▸ **DO THIS**:
All of the records below should be output exactly.

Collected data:
━━━━━━━━━━━━━━━━━━━━
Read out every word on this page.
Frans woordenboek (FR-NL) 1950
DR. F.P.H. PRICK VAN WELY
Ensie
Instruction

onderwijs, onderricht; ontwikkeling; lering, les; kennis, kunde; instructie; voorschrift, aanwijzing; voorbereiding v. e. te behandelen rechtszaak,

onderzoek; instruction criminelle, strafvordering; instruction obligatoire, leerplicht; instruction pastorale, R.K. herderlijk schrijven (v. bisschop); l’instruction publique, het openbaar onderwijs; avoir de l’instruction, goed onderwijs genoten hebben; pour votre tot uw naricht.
━━━━━━━━━━━━━━━━━━━━
▸ **EXERCISE RESPONSE**:
Read out every word on this page.
Frans woordenboek (FR-NL) 1950
DR. F.P.H. PRICK VAN WELY
Ensie
Instruction

onderwijs, onderricht; ontwikkeling; lering, les; kennis, kunde; instructie; voorschrift, aanwijzing; voorbereiding v. e. te behandelen rechtszaak,

onderzoek; instruction criminelle, strafvordering; instruction obligatoire, leerplicht; instruction pastorale, R.K. herderlijk schrijven (v. bisschop); l’instruction publique, het openbaar onderwijs; avoir de l’instruction, goed onderwijs genoten hebben; pour votre tot uw naricht.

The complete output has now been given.